#### Assigned task 1
In the crowned eagle text, what share of the bird's diet is mammalian?
#### Assigned task 2
Reproduce the passage of the crowned eagle text starting at "The crowned eagle, also" and ending at "and various forests.".
#### Assigned task 3
Write what comes next in the crowned eagle text, picking up after its last sentence.

#### Text provided
┌────────

The crowned eagle, also known as the African crowned eagle or the crowned hawk-eagle (Stephanoaetus coronatus), is a large bird of prey found in sub-Saharan Africa; in Southern Africa it is restricted to eastern areas. Its preferred habitats are principally riparian woodlands and various forests.
At least 90 percent of the diet is mammalian; the usual prey taken by populations shows pronounced regional differences. Throughout its range the principal prey items are small ungulates (such as duikers), rock hyrax and small primates such as monkeys. Birds and large lizards are barely taken. Although the crowned eagle's long tail imparts an overall length up to 90 cm, it is somewhat less massive and has a considerably shorter wingspan than Africa's largest eagle, the martial eagle. It is nevertheless considered Africa's most powerful eagle when measured in terms of the weight of its prey items. It often preys on mammals such as bushbuck, exceptionally weighing up to 30 kg albeit usually much less. The crowned eagle possesses unusually large talons and strong legs, and may kill by crushing the skull.

└────────

#### Available data
┌────────

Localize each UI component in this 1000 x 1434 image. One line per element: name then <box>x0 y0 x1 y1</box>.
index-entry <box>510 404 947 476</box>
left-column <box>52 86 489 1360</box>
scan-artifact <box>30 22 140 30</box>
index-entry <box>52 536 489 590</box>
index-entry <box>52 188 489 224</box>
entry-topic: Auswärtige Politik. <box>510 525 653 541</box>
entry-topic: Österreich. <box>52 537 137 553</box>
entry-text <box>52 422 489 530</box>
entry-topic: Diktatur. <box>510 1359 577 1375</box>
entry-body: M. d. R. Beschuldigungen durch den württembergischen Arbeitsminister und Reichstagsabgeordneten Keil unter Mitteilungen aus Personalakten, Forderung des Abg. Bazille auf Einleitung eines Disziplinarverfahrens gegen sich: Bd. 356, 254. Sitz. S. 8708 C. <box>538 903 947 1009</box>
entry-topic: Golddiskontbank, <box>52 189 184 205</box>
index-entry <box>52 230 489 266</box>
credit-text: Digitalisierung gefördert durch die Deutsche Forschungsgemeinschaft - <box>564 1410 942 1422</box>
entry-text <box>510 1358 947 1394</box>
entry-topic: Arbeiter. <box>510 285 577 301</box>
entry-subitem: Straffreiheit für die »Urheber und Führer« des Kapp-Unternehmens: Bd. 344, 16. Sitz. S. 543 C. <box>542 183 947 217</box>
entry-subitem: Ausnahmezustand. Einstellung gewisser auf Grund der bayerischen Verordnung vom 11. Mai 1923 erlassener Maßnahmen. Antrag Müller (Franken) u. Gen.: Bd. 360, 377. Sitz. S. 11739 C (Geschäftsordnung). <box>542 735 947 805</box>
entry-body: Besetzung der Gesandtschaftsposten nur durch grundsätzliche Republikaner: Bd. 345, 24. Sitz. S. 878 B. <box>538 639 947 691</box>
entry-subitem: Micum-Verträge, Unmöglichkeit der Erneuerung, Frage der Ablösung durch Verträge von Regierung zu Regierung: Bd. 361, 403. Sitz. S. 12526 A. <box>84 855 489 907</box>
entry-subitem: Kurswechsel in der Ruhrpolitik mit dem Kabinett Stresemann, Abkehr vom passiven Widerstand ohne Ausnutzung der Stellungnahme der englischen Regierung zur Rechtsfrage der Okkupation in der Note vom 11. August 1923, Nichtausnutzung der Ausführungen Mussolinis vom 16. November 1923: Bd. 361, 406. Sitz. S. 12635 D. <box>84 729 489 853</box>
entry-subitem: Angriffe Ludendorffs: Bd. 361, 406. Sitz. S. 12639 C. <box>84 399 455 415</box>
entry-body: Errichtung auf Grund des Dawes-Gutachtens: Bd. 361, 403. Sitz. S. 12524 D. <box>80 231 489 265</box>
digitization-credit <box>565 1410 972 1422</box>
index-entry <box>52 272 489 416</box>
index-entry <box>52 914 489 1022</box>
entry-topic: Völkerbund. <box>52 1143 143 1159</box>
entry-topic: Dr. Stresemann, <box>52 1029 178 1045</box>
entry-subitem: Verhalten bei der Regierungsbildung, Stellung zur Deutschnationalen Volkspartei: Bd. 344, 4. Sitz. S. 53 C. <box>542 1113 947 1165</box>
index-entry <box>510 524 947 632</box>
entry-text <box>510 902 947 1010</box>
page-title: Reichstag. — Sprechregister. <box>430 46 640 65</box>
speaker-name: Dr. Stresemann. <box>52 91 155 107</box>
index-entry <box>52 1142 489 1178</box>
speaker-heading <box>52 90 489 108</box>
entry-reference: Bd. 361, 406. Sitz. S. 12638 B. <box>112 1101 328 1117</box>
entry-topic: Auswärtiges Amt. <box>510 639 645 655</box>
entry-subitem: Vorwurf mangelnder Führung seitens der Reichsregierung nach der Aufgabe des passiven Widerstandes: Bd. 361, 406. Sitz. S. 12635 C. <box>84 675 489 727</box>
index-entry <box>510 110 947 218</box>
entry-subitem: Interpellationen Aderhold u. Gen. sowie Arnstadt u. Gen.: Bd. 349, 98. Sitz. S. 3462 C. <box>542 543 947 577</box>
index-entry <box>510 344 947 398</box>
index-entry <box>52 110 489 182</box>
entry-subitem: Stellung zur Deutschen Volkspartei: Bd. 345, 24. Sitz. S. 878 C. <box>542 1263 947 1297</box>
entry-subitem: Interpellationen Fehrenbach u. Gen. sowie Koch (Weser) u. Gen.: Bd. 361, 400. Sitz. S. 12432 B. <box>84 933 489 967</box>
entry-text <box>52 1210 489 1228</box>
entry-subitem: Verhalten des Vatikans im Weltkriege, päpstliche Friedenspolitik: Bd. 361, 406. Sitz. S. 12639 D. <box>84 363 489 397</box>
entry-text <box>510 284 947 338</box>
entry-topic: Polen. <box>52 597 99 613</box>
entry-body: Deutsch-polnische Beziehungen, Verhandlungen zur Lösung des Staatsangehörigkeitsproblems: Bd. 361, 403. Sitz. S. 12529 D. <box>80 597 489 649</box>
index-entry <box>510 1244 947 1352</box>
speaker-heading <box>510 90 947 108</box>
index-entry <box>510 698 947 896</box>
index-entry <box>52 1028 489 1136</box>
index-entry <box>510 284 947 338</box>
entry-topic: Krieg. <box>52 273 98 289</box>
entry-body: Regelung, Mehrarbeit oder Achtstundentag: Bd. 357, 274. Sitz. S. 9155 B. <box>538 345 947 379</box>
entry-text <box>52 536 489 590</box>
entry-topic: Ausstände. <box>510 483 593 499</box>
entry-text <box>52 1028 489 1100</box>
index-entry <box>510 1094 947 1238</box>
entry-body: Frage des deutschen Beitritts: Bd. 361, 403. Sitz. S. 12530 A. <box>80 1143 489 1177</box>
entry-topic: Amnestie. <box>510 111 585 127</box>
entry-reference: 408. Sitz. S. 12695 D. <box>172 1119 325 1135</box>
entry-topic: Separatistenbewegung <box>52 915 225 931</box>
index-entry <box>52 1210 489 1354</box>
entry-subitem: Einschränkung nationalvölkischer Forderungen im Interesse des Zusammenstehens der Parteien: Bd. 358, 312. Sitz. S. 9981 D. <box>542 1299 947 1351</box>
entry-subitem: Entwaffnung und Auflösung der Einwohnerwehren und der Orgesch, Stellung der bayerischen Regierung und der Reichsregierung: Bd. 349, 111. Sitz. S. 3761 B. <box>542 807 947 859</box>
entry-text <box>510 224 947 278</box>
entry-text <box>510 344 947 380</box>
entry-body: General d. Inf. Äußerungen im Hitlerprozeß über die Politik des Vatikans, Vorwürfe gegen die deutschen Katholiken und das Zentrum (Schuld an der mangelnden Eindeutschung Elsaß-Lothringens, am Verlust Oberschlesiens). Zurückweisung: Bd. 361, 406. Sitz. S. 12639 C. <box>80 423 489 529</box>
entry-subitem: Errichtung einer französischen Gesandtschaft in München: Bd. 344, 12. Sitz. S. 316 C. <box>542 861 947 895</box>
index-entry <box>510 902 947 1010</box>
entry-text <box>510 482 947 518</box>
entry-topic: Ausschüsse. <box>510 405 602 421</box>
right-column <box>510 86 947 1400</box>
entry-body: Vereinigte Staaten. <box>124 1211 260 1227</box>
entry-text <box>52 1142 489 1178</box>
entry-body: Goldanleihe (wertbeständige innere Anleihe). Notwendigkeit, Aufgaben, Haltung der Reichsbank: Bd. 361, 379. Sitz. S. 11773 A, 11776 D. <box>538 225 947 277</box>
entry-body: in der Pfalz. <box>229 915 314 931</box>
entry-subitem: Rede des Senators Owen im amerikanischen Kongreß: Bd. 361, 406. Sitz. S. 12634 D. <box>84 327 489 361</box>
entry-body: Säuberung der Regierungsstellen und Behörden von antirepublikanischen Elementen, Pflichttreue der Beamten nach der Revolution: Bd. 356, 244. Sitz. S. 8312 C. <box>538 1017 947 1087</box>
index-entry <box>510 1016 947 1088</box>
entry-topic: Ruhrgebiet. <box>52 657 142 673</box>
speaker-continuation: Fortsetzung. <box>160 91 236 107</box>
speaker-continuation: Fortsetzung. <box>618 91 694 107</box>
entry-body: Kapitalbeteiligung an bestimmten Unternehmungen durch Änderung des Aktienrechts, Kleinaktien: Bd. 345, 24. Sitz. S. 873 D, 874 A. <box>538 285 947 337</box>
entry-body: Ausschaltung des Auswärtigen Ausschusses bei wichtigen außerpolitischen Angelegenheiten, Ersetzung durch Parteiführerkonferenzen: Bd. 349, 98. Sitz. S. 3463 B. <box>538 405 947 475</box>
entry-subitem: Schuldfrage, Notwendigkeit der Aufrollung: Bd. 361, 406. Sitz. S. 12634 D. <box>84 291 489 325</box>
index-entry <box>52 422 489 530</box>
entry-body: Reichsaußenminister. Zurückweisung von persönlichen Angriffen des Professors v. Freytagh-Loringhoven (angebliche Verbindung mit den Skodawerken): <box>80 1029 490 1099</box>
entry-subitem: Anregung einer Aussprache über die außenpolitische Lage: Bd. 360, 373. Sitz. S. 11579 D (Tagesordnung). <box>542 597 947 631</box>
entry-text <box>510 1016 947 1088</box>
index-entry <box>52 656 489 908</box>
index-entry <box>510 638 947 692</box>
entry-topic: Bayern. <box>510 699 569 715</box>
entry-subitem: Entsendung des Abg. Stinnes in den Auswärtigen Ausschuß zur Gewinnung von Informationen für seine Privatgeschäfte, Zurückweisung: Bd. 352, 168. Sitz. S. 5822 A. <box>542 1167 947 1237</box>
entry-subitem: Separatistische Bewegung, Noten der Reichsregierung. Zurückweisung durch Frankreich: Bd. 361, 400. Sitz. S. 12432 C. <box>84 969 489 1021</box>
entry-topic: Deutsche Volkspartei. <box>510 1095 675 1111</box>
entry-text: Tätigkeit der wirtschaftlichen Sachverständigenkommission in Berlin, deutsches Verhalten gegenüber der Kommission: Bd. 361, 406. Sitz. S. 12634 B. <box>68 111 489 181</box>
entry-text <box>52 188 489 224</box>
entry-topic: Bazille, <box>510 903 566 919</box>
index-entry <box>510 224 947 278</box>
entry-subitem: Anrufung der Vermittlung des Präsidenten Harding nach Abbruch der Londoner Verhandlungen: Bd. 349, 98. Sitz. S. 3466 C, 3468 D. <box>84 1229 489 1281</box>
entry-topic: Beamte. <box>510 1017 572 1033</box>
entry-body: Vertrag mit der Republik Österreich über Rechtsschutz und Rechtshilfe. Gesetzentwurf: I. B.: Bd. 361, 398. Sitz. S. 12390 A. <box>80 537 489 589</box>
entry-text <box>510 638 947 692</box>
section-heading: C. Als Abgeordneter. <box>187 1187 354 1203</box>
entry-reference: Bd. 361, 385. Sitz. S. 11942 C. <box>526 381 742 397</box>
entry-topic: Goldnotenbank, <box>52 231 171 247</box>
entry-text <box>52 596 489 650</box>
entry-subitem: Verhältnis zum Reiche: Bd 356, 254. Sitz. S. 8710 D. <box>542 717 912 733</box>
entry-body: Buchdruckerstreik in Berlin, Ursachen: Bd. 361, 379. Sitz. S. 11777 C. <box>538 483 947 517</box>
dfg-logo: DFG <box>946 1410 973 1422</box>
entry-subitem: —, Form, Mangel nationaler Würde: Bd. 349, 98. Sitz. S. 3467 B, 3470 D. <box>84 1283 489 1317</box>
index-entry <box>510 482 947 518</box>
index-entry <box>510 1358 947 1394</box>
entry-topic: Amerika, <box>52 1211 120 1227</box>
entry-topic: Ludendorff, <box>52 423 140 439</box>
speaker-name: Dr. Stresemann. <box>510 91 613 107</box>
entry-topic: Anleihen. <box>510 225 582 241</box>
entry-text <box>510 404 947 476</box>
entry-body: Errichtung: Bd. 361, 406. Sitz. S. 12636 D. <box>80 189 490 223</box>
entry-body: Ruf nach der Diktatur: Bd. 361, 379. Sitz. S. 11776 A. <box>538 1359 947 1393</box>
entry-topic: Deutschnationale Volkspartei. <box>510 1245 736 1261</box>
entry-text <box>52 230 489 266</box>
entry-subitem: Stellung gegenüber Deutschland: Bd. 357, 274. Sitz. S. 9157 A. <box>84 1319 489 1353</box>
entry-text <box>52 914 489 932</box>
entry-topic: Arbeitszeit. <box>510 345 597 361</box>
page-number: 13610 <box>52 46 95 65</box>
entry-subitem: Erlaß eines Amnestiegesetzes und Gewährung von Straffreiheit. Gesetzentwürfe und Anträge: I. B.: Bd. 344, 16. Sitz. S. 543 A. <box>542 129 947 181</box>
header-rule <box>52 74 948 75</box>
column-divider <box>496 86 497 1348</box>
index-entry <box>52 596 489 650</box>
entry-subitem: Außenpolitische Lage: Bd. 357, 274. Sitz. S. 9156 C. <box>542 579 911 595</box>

└────────

#### Task response 1
At least 90 percent of its diet is mammalian.

#### Task response 2
The crowned eagle, also known as the African crowned eagle or the crowned hawk-eagle (Stephanoaetus coronatus), is a large bird of prey found in sub-Saharan Africa; in Southern Africa it is restricted to eastern areas. Its preferred habitats are principally riparian woodlands and various forests.

#### Task response 3
Thanks to its bold and highly conspicuous behavior, it is exceptionally well-studied for a large, forest-dwelling eagle. Due to a relatively high level of habitat adaptability, it was until recently considered to be faring well by the standards of large, forest-dependent raptors. However, today it is generally thought that it is decreasing far more than was previously perceived due to the almost epidemic destruction of native tropical African forest. It is now listed by the IUCN as Near Threatened.